__WORK ORDER__. Reproduce the article on the Carnegie Mellon team's 2016 Facebook Global Hackathon win word for word, in full.

__PASSAGE SHOWN__.
[Start of Attachment]

CMU Team Takes First Place in 2016 Facebook Global Hackathon

Aisha Rashid and Susie CribbsThursday, December 15, 2016

A Carnegie Mellon team, pictured in the front of the photo, won top honors in last month's Facebook Global Hackathon.

When Facebook launched its Live video service last year, the social media giant's 1.5 billion global users began living their lives as if they had TV cameras in their back pockets. A team of Carnegie Mellon University students and alumni recently harnessed the power of the Live system to take first place in the 2016 Facebook Global Hackathon.

Over the course of 24 hours in November, Abdelwahab Bourai, who earned his bachelor's degree in computer science this past May and is now a master's student in computational data science, worked with teammates Jean Haddad, a junior in chemical engineering; Sebastian Guerrero Cardenas, a junior majoring in information systems and human computer interaction; and SCS alumnus Vivek Krishnan to create a hack that generates highlights from complete Facebook live videos based solely on user comments.

"We really wanted to use Facebook Live — we think it's a very unfiltered news source," Bourai said. "The problem is that livestreams can be two or three hours long. Nobody's going to sit there and watch it all. But people are more likely to watch five 30-second clips, which was the basic idea of our hack."

At the finals, held at Facebook headquarters in Menlo Park, Calif., the team created a technology that scours comments on Live videos and filters them based on quantity and content. They demonstrated their software on a wide range of content featured on Live — they extracted goals from a soccer game, pinpointed times when Clinton or Trump were doing well in a debate, and even provided brief 30-second highlights for the entirety of the protests in Charlotte, N.C., earlier this year.

"There's a lot of data right under our nose that we don't think about, that can be way more useful than what we've been looking at," Bourai said. "User comments have been around forever, but they're actually really powerful. If you're ever in doubt, play around with some data and something cool will happen. And when it does, it's a really eye-opening moment."

The team qualified for the Global Hackathon by winning TartanHacks2016 this past February.

[End of Attachment]

__Dataset entries__.

[Start of Attachment]

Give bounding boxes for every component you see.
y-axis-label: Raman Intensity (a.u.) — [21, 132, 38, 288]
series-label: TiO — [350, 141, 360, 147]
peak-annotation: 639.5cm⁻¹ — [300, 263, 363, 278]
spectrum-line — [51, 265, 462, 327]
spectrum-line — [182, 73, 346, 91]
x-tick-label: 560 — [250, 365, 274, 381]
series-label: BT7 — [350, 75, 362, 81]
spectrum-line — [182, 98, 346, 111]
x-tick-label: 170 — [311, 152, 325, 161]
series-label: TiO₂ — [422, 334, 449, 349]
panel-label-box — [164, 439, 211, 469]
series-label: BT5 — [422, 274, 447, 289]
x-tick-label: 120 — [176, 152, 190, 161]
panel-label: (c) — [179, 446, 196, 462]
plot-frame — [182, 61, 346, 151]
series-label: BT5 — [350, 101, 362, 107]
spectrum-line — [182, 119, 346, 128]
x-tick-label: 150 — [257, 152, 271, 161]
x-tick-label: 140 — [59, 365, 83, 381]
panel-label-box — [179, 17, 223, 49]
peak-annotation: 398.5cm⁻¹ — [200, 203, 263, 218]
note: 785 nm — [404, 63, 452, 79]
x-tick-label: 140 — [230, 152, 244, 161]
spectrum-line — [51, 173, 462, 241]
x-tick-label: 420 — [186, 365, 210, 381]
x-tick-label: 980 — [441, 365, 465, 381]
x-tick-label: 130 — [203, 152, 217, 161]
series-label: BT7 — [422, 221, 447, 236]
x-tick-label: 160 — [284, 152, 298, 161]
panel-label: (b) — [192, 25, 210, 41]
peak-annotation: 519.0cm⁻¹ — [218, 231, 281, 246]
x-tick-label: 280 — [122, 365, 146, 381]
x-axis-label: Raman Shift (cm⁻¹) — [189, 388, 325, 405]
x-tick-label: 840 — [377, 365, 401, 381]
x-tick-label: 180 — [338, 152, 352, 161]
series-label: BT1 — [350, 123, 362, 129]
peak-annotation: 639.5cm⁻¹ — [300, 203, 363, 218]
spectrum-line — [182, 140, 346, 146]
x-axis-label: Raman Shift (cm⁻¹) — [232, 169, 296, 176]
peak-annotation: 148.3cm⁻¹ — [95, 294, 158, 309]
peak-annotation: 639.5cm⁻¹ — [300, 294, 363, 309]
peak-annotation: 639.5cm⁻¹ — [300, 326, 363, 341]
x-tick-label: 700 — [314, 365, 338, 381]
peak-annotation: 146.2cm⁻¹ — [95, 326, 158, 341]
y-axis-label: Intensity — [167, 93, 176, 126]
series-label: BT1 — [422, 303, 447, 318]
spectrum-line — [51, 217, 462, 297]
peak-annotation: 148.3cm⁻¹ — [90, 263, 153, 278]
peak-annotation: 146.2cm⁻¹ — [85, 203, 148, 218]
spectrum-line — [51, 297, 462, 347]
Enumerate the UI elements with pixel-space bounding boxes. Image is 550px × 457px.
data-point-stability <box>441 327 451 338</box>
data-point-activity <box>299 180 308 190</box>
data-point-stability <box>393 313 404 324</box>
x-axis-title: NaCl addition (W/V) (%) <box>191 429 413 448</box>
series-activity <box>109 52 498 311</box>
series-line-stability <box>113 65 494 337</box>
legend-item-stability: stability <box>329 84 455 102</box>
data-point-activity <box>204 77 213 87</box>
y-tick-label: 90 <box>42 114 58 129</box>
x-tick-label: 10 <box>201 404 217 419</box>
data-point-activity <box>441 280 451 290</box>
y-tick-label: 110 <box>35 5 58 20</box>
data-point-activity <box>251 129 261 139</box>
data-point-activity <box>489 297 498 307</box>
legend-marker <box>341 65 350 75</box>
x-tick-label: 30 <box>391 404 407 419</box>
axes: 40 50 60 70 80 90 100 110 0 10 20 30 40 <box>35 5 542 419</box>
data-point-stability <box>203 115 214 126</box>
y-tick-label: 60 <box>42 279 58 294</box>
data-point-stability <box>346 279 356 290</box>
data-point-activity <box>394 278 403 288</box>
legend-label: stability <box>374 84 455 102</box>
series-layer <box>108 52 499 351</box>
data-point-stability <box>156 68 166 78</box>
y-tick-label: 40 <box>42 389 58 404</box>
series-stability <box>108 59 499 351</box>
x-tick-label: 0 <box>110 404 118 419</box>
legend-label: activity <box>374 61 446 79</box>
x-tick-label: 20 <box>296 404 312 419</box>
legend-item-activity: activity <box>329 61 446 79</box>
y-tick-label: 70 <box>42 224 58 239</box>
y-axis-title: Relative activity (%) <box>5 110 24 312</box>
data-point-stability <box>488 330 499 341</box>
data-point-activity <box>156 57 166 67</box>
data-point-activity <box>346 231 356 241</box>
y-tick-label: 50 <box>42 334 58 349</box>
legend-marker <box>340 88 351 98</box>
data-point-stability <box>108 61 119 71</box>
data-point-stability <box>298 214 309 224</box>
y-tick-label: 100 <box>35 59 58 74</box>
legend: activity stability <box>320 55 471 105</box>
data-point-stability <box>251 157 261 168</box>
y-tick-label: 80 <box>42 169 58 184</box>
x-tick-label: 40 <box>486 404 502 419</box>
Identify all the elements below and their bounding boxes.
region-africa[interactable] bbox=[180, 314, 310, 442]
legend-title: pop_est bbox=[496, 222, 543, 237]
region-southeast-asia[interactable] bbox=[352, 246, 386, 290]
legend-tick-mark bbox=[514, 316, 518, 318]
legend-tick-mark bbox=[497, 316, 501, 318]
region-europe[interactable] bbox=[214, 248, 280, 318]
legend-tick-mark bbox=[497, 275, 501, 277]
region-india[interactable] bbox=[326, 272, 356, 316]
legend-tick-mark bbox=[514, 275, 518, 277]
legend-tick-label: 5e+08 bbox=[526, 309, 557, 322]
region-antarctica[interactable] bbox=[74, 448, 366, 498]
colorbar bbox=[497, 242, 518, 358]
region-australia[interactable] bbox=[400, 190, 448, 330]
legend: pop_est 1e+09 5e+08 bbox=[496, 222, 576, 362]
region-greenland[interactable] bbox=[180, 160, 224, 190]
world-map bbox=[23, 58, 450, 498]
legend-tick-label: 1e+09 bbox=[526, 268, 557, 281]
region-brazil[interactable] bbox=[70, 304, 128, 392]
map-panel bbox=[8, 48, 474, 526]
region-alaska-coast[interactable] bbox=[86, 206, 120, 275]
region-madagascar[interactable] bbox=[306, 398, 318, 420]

[End of Attachment]

__RESULT OF THIS EXERCISE__.
CMU Team Takes First Place in 2016 Facebook Global Hackathon

Aisha Rashid and Susie CribbsThursday, December 15, 2016

A Carnegie Mellon team, pictured in the front of the photo, won top honors in last month's Facebook Global Hackathon.

When Facebook launched its Live video service last year, the social media giant's 1.5 billion global users began living their lives as if they had TV cameras in their back pockets. A team of Carnegie Mellon University students and alumni recently harnessed the power of the Live system to take first place in the 2016 Facebook Global Hackathon.

Over the course of 24 hours in November, Abdelwahab Bourai, who earned his bachelor's degree in computer science this past May and is now a master's student in computational data science, worked with teammates Jean Haddad, a junior in chemical engineering; Sebastian Guerrero Cardenas, a junior majoring in information systems and human computer interaction; and SCS alumnus Vivek Krishnan to create a hack that generates highlights from complete Facebook live videos based solely on user comments.

"We really wanted to use Facebook Live — we think it's a very unfiltered news source," Bourai said. "The problem is that livestreams can be two or three hours long. Nobody's going to sit there and watch it all. But people are more likely to watch five 30-second clips, which was the basic idea of our hack."

At the finals, held at Facebook headquarters in Menlo Park, Calif., the team created a technology that scours comments on Live videos and filters them based on quantity and content. They demonstrated their software on a wide range of content featured on Live — they extracted goals from a soccer game, pinpointed times when Clinton or Trump were doing well in a debate, and even provided brief 30-second highlights for the entirety of the protests in Charlotte, N.C., earlier this year.

"There's a lot of data right under our nose that we don't think about, that can be way more useful than what we've been looking at," Bourai said. "User comments have been around forever, but they're actually really powerful. If you're ever in doubt, play around with some data and something cool will happen. And when it does, it's a really eye-opening moment."

The team qualified for the Global Hackathon by winning TartanHacks2016 this past February.